- **Work required**
The entries that follow should be written out exactly.

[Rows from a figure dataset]
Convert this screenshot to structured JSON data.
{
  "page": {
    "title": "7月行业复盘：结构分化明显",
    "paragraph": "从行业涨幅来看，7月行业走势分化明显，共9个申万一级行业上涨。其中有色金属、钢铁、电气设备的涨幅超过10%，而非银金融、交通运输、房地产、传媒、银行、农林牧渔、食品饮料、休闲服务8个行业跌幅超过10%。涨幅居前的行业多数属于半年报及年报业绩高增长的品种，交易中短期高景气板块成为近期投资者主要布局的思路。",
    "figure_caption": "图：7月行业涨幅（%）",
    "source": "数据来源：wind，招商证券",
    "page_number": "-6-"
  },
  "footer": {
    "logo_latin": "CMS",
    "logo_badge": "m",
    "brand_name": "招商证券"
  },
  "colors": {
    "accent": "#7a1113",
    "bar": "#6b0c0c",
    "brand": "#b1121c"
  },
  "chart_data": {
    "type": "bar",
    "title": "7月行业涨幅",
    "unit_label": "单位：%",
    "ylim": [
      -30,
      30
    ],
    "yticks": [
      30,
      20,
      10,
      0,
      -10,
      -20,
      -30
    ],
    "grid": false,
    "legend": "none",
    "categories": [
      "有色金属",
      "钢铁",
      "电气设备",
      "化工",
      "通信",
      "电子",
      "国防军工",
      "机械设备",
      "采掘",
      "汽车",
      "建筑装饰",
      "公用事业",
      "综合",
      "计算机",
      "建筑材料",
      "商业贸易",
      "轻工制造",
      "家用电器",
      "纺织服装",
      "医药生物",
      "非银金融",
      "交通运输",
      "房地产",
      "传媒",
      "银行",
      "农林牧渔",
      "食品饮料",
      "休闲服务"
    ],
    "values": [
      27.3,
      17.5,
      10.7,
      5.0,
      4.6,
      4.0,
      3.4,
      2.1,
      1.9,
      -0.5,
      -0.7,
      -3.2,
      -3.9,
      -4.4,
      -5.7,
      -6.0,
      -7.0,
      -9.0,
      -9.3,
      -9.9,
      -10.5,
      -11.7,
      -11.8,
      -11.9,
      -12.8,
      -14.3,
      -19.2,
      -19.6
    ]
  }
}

- **The completed task**
Convert this screenshot to structured JSON data.
{
  "page": {
    "title": "7月行业复盘：结构分化明显",
    "paragraph": "从行业涨幅来看，7月行业走势分化明显，共9个申万一级行业上涨。其中有色金属、钢铁、电气设备的涨幅超过10%，而非银金融、交通运输、房地产、传媒、银行、农林牧渔、食品饮料、休闲服务8个行业跌幅超过10%。涨幅居前的行业多数属于半年报及年报业绩高增长的品种，交易中短期高景气板块成为近期投资者主要布局的思路。",
    "figure_caption": "图：7月行业涨幅（%）",
    "source": "数据来源：wind，招商证券",
    "page_number": "-6-"
  },
  "footer": {
    "logo_latin": "CMS",
    "logo_badge": "m",
    "brand_name": "招商证券"
  },
  "colors": {
    "accent": "#7a1113",
    "bar": "#6b0c0c",
    "brand": "#b1121c"
  },
  "chart_data": {
    "type": "bar",
    "title": "7月行业涨幅",
    "unit_label": "单位：%",
    "ylim": [
      -30,
      30
    ],
    "yticks": [
      30,
      20,
      10,
      0,
      -10,
      -20,
      -30
    ],
    "grid": false,
    "legend": "none",
    "categories": [
      "有色金属",
      "钢铁",
      "电气设备",
      "化工",
      "通信",
      "电子",
      "国防军工",
      "机械设备",
      "采掘",
      "汽车",
      "建筑装饰",
      "公用事业",
      "综合",
      "计算机",
      "建筑材料",
      "商业贸易",
      "轻工制造",
      "家用电器",
      "纺织服装",
      "医药生物",
      "非银金融",
      "交通运输",
      "房地产",
      "传媒",
      "银行",
      "农林牧渔",
      "食品饮料",
      "休闲服务"
    ],
    "values": [
      27.3,
      17.5,
      10.7,
      5.0,
      4.6,
      4.0,
      3.4,
      2.1,
      1.9,
      -0.5,
      -0.7,
      -3.2,
      -3.9,
      -4.4,
      -5.7,
      -6.0,
      -7.0,
      -9.0,
      -9.3,
      -9.9,
      -10.5,
      -11.7,
      -11.8,
      -11.9,
      -12.8,
      -14.3,
      -19.2,
      -19.6
    ]
  }
}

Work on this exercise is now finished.